------ SELECTED TEXT ------

Figure 2.

Opioid receptor selectivity of exogenous EM-1- and EM-2-induced antinociception. Left, EM-1-induced antinociception was dose dependently blocked by μ-receptor (CTOP) but not δ-receptor (ICI 174,864) or κ-receptor (norBNI) selective antagonists (p < 0.001, ANOVA, linear regression; p > 0.05, ANOVA, respectively). Middle, EM-2-induced antinociception was dose dependently blocked by μ-receptor (CTOP) and attenuated by δ-receptor (ICI 174,864 and naltrindole) selective antagonists (p < 0.001, ANOVA, linear regression). EM-2-induced antinociception was not significantly changed by a κ-receptor (norBNI) selective antagonist (p > 0.05, ANOVA). Right, EM-2-induced antinociception was not significantly changed by antibodies against Met-enkephalin (anti-Met-ENK), Leu-enkephalin (anti-Leu-ENK), and β-endorphin (anti-END) (p > 0.05, ANOVA). Receptor antagonists and peptide antibodies were coadministered intraplantarly into inflamed paws with either EM-1 or EM-2. PPTs were measured 5 min after injections. Dashed lines represent baseline paw-pressure thresholds of representative groups and are 40 ± 1.2 g. Data are expressed as means ± SEM.

------ MATERIAL SHOWN ------

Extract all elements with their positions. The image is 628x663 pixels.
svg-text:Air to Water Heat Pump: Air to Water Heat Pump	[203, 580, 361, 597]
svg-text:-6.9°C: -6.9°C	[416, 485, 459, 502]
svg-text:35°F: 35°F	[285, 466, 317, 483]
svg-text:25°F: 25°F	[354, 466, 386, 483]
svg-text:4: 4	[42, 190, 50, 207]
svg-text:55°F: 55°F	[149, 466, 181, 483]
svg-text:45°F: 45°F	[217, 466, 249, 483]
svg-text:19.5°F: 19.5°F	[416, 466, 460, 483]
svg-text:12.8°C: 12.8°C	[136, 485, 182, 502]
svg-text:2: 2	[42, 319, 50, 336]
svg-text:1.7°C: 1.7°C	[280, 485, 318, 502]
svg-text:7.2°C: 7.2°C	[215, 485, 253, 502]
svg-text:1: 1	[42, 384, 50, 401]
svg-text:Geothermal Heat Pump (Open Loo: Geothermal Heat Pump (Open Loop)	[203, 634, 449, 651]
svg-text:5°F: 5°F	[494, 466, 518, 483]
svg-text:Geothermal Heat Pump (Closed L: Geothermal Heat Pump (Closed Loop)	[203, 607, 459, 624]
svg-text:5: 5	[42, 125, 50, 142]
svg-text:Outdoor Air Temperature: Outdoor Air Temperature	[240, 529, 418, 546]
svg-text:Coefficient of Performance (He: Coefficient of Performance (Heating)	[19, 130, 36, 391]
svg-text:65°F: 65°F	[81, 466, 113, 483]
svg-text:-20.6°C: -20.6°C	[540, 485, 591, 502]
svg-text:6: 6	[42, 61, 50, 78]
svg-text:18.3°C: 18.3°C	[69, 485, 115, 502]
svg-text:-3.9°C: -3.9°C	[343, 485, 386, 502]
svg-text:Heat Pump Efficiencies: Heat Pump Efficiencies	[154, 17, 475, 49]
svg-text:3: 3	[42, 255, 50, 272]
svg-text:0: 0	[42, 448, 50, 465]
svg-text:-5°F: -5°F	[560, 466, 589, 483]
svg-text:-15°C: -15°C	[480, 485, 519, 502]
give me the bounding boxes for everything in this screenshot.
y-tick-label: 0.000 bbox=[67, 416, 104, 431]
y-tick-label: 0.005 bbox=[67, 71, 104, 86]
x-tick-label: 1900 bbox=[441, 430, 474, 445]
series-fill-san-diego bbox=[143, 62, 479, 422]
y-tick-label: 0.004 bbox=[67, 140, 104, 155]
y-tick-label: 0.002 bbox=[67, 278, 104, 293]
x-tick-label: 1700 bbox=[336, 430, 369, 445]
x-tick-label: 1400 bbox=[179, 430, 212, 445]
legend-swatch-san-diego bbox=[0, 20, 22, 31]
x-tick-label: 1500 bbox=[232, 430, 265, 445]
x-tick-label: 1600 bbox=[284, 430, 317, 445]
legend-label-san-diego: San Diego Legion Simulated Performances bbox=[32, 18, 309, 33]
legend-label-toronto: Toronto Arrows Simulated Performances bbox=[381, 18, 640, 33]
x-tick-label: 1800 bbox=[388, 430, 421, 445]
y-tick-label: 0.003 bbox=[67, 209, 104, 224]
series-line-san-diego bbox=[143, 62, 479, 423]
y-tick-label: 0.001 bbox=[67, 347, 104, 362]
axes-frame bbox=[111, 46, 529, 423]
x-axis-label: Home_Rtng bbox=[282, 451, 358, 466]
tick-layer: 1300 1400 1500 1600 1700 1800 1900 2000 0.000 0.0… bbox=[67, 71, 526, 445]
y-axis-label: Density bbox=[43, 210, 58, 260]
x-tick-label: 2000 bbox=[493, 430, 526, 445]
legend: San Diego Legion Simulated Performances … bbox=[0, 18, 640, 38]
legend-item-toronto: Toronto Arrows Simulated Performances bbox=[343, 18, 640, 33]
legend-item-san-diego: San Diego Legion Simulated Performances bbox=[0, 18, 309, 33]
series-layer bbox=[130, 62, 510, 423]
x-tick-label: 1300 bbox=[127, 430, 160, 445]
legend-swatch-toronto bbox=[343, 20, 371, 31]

------

#### EXERCISE REQUIREMENTS:
1: Based on the figure legend, decide whether each statement agrees with it: (a) the δ-receptor antagonist ICI 174,864 blocked EM-1-induced antinociception; (b) measurements were taken 5 min after injections; (c) antibodies against β-endorphin significantly changed EM-2-induced antinociception. Answer yes or no for each and quote the legend's deciding words.
2: Please recast the figure legend's paragraph beginning "Opioid receptor selectivity of exogenous" as a short bulleted list that keeps its main facts.

#### YOUR RESPONSES:
1:
(a) No: "EM-1-induced antinociception was dose dependently blocked by μ-receptor (CTOP) but not δ-receptor (ICI 174,864) or κ-receptor (norBNI) selective antagonists"
(b) Yes: "PPTs were measured 5 min after injections."
(c) No: "EM-2-induced antinociception was not significantly changed by antibodies against Met-enkephalin (anti-Met-ENK), Leu-enkephalin (anti-Leu-ENK), and β-endorphin (anti-END)"

2:
- EM-1: antinociception dose dependently blocked by the μ-receptor antagonist CTOP (p < 0.001), but not by the δ-receptor (ICI 174,864) or κ-receptor (norBNI) antagonists (p > 0.05).
- EM-2: antinociception dose dependently blocked by CTOP and attenuated by the δ-receptor antagonists ICI 174,864 and naltrindole (p < 0.001). It was not significantly changed by norBNI (p > 0.05).
- EM-2: antinociception not significantly changed by antibodies against Met-enkephalin, Leu-enkephalin, or β-endorphin (p > 0.05).
- Method: antagonists and antibodies were coadministered intraplantarly into inflamed paws with EM-1 or EM-2. PPTs were measured 5 min after injections.
- Dashed lines show baseline paw-pressure thresholds of 40 ± 1.2 g. Data are means ± SEM.